The entries below should be quoted exactly, with no pictures carried over.

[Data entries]

● ● ● ●

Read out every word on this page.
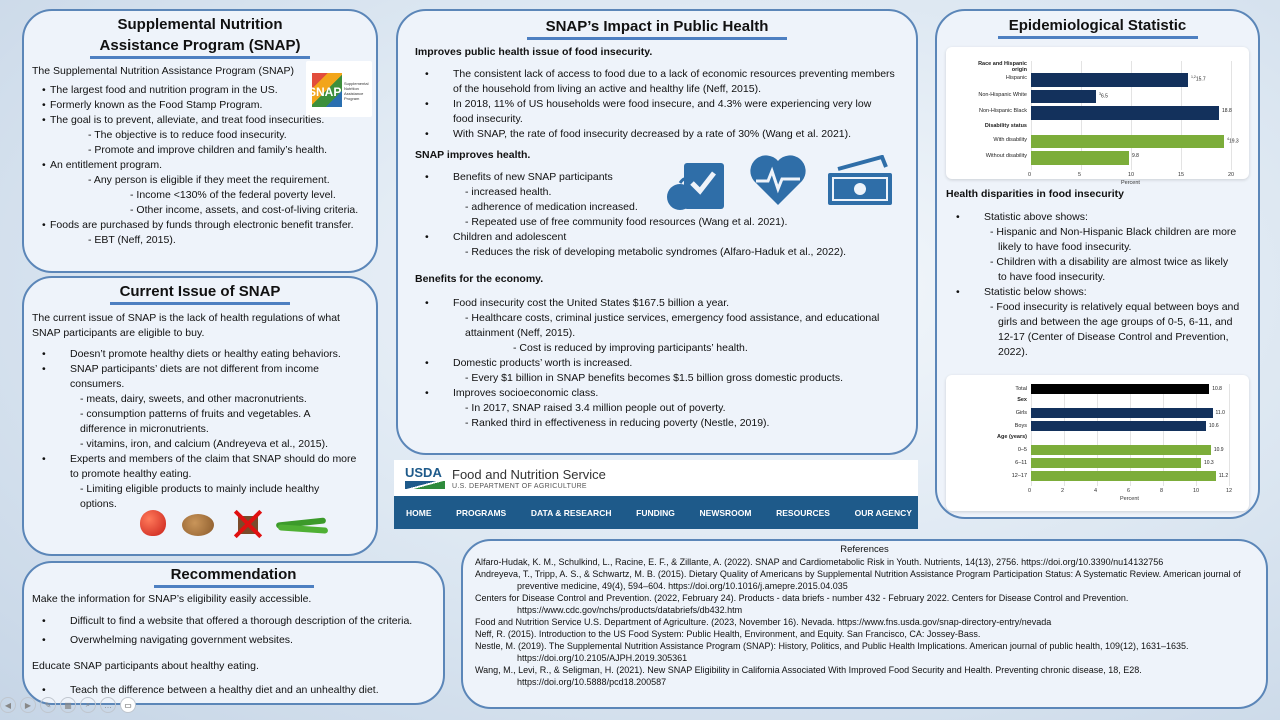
Supplemental Nutrition
Assistance Program (SNAP)
SNAP
Supplemental
Nutrition
Assistance
Program
The Supplemental Nutrition Assistance Program (SNAP)
• The largest food and nutrition program in the US.
• Formerly known as the Food Stamp Program.
• The goal is to prevent, alleviate, and treat food insecurities.
- The objective is to reduce food insecurity.
- Promote and improve children and family’s health.
• An entitlement program.
- Any person is eligible if they meet the requirement.
- Income <130% of the federal poverty level.
- Other income, assets, and cost-of-living criteria.
• Foods are purchased by funds through electronic benefit transfer.
- EBT (Neff, 2015).
Current Issue of SNAP
The current issue of SNAP is the lack of health regulations of what
SNAP participants are eligible to buy.
• Doesn’t promote healthy diets or healthy eating behaviors.
• SNAP participants’ diets are not different from income
consumers.
- meats, dairy, sweets, and other macronutrients.
- consumption patterns of fruits and vegetables. A
difference in micronutrients.
- vitamins, iron, and calcium (Andreyeva et al., 2015).
• Experts and members of the claim that SNAP should do more
to promote healthy eating.
- Limiting eligible products to mainly include healthy
options.
Recommendation
Make the information for SNAP’s eligibility easily accessible.
• Difficult to find a website that offered a thorough description of the criteria.
• Overwhelming navigating government websites.
Educate SNAP participants about healthy eating.
• Teach the difference between a healthy diet and an unhealthy diet.
SNAP’s Impact in Public Health
Improves public health issue of food insecurity.
• The consistent lack of access to food due to a lack of economic resources preventing members
of the household from living an active and healthy life (Neff, 2015).
• In 2018, 11% of US households were food insecure, and 4.3% were experiencing very low
food insecurity.
• With SNAP, the rate of food insecurity decreased by a rate of 30% (Wang et al. 2021).
SNAP improves health.
• Benefits of new SNAP participants
- increased health.
- adherence of medication increased.
- Repeated use of free community food resources (Wang et al. 2021).
• Children and adolescent
- Reduces the risk of developing metabolic syndromes (Alfaro-Haduk et al., 2022).
Benefits for the economy.
• Food insecurity cost the United States $167.5 billion a year.
- Healthcare costs, criminal justice services, emergency food assistance, and educational
attainment (Neff, 2015).
- Cost is reduced by improving participants’ health.
• Domestic products’ worth is increased.
- Every $1 billion in SNAP benefits becomes $1.5 billion gross domestic products.
• Improves socioeconomic class.
- In 2017, SNAP raised 3.4 million people out of poverty.
- Ranked third in effectiveness in reducing poverty (Nestle, 2019).
USDA Food and Nutrition Service
U.S. DEPARTMENT OF AGRICULTURE
HOME	PROGRAMS	DATA & RESEARCH	FUNDING	NEWSROOM	RESOURCES	OUR AGENCY
Epidemiological Statistic
Race and Hispanic origin
Disability status
0	5	10	15	20
Percent
Hispanic	$^{1,2}$15.7
Non-Hispanic White	$^3$6.5
Non-Hispanic Black	18.8
With disability	$^4$19.3
Without disability	9.8
Health disparities in food insecurity
• Statistic above shows:
- Hispanic and Non-Hispanic Black children are more
likely to have food insecurity.
- Children with a disability are almost twice as likely
to have food insecurity.
• Statistic below shows:
- Food insecurity is relatively equal between boys and
girls and between the age groups of 0-5, 6-11, and
12-17 (Center of Disease Control and Prevention,
2022).
Sex
Age (years)
0	2	4	6	8	10	12
Percent
Total	10.8
Girls	11.0
Boys	10.6
0–5	10.9
6–11	10.3
12–17	11.2
References
Alfaro-Hudak, K. M., Schulkind, L., Racine, E. F., & Zillante, A. (2022). SNAP and Cardiometabolic Risk in Youth. Nutrients, 14(13), 2756. https://doi.org/10.3390/nu14132756
Andreyeva, T., Tripp, A. S., & Schwartz, M. B. (2015). Dietary Quality of Americans by Supplemental Nutrition Assistance Program Participation Status: A Systematic Review. American journal of preventive medicine, 49(4), 594–604. https://doi.org/10.1016/j.amepre.2015.04.035
Centers for Disease Control and Prevention. (2022, February 24). Products - data briefs - number 432 - February 2022. Centers for Disease Control and Prevention. https://www.cdc.gov/nchs/products/databriefs/db432.htm
Food and Nutrition Service U.S. Department of Agriculture. (2023, November 16). Nevada. https://www.fns.usda.gov/snap-directory-entry/nevada
Neff, R. (2015). Introduction to the US Food System: Public Health, Environment, and Equity. San Francisco, CA: Jossey-Bass.
Nestle, M. (2019). The Supplemental Nutrition Assistance Program (SNAP): History, Politics, and Public Health Implications. American journal of public health, 109(12), 1631–1635. https://doi.org/10.2105/AJPH.2019.305361
Wang, M., Levi, R., & Seligman, H. (2021). New SNAP Eligibility in California Associated With Improved Food Security and Health. Preventing chronic disease, 18, E28. https://doi.org/10.5888/pcd18.200587
◀	▶	✎	▦	⌕	…	▭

● ● ● ●

[Full response]
Read out every word on this page.
Supplemental Nutrition
Assistance Program (SNAP)
SNAP
Supplemental
Nutrition
Assistance
Program
The Supplemental Nutrition Assistance Program (SNAP)
• The largest food and nutrition program in the US.
• Formerly known as the Food Stamp Program.
• The goal is to prevent, alleviate, and treat food insecurities.
- The objective is to reduce food insecurity.
- Promote and improve children and family’s health.
• An entitlement program.
- Any person is eligible if they meet the requirement.
- Income <130% of the federal poverty level.
- Other income, assets, and cost-of-living criteria.
• Foods are purchased by funds through electronic benefit transfer.
- EBT (Neff, 2015).
Current Issue of SNAP
The current issue of SNAP is the lack of health regulations of what
SNAP participants are eligible to buy.
• Doesn’t promote healthy diets or healthy eating behaviors.
• SNAP participants’ diets are not different from income
consumers.
- meats, dairy, sweets, and other macronutrients.
- consumption patterns of fruits and vegetables. A
difference in micronutrients.
- vitamins, iron, and calcium (Andreyeva et al., 2015).
• Experts and members of the claim that SNAP should do more
to promote healthy eating.
- Limiting eligible products to mainly include healthy
options.
Recommendation
Make the information for SNAP’s eligibility easily accessible.
• Difficult to find a website that offered a thorough description of the criteria.
• Overwhelming navigating government websites.
Educate SNAP participants about healthy eating.
• Teach the difference between a healthy diet and an unhealthy diet.
SNAP’s Impact in Public Health
Improves public health issue of food insecurity.
• The consistent lack of access to food due to a lack of economic resources preventing members
of the household from living an active and healthy life (Neff, 2015).
• In 2018, 11% of US households were food insecure, and 4.3% were experiencing very low
food insecurity.
• With SNAP, the rate of food insecurity decreased by a rate of 30% (Wang et al. 2021).
SNAP improves health.
• Benefits of new SNAP participants
- increased health.
- adherence of medication increased.
- Repeated use of free community food resources (Wang et al. 2021).
• Children and adolescent
- Reduces the risk of developing metabolic syndromes (Alfaro-Haduk et al., 2022).
Benefits for the economy.
• Food insecurity cost the United States $167.5 billion a year.
- Healthcare costs, criminal justice services, emergency food assistance, and educational
attainment (Neff, 2015).
- Cost is reduced by improving participants’ health.
• Domestic products’ worth is increased.
- Every $1 billion in SNAP benefits becomes $1.5 billion gross domestic products.
• Improves socioeconomic class.
- In 2017, SNAP raised 3.4 million people out of poverty.
- Ranked third in effectiveness in reducing poverty (Nestle, 2019).
USDA Food and Nutrition Service
U.S. DEPARTMENT OF AGRICULTURE
HOME	PROGRAMS	DATA & RESEARCH	FUNDING	NEWSROOM	RESOURCES	OUR AGENCY
Epidemiological Statistic
Race and Hispanic origin
Disability status
0	5	10	15	20
Percent
Hispanic	$^{1,2}$15.7
Non-Hispanic White	$^3$6.5
Non-Hispanic Black	18.8
With disability	$^4$19.3
Without disability	9.8
Health disparities in food insecurity
• Statistic above shows:
- Hispanic and Non-Hispanic Black children are more
likely to have food insecurity.
- Children with a disability are almost twice as likely
to have food insecurity.
• Statistic below shows:
- Food insecurity is relatively equal between boys and
girls and between the age groups of 0-5, 6-11, and
12-17 (Center of Disease Control and Prevention,
2022).
Sex
Age (years)
0	2	4	6	8	10	12
Percent
Total	10.8
Girls	11.0
Boys	10.6
0–5	10.9
6–11	10.3
12–17	11.2
References
Alfaro-Hudak, K. M., Schulkind, L., Racine, E. F., & Zillante, A. (2022). SNAP and Cardiometabolic Risk in Youth. Nutrients, 14(13), 2756. https://doi.org/10.3390/nu14132756
Andreyeva, T., Tripp, A. S., & Schwartz, M. B. (2015). Dietary Quality of Americans by Supplemental Nutrition Assistance Program Participation Status: A Systematic Review. American journal of preventive medicine, 49(4), 594–604. https://doi.org/10.1016/j.amepre.2015.04.035
Centers for Disease Control and Prevention. (2022, February 24). Products - data briefs - number 432 - February 2022. Centers for Disease Control and Prevention. https://www.cdc.gov/nchs/products/databriefs/db432.htm
Food and Nutrition Service U.S. Department of Agriculture. (2023, November 16). Nevada. https://www.fns.usda.gov/snap-directory-entry/nevada
Neff, R. (2015). Introduction to the US Food System: Public Health, Environment, and Equity. San Francisco, CA: Jossey-Bass.
Nestle, M. (2019). The Supplemental Nutrition Assistance Program (SNAP): History, Politics, and Public Health Implications. American journal of public health, 109(12), 1631–1635. https://doi.org/10.2105/AJPH.2019.305361
Wang, M., Levi, R., & Seligman, H. (2021). New SNAP Eligibility in California Associated With Improved Food Security and Health. Preventing chronic disease, 18, E28. https://doi.org/10.5888/pcd18.200587
◀	▶	✎	▦	⌕	…	▭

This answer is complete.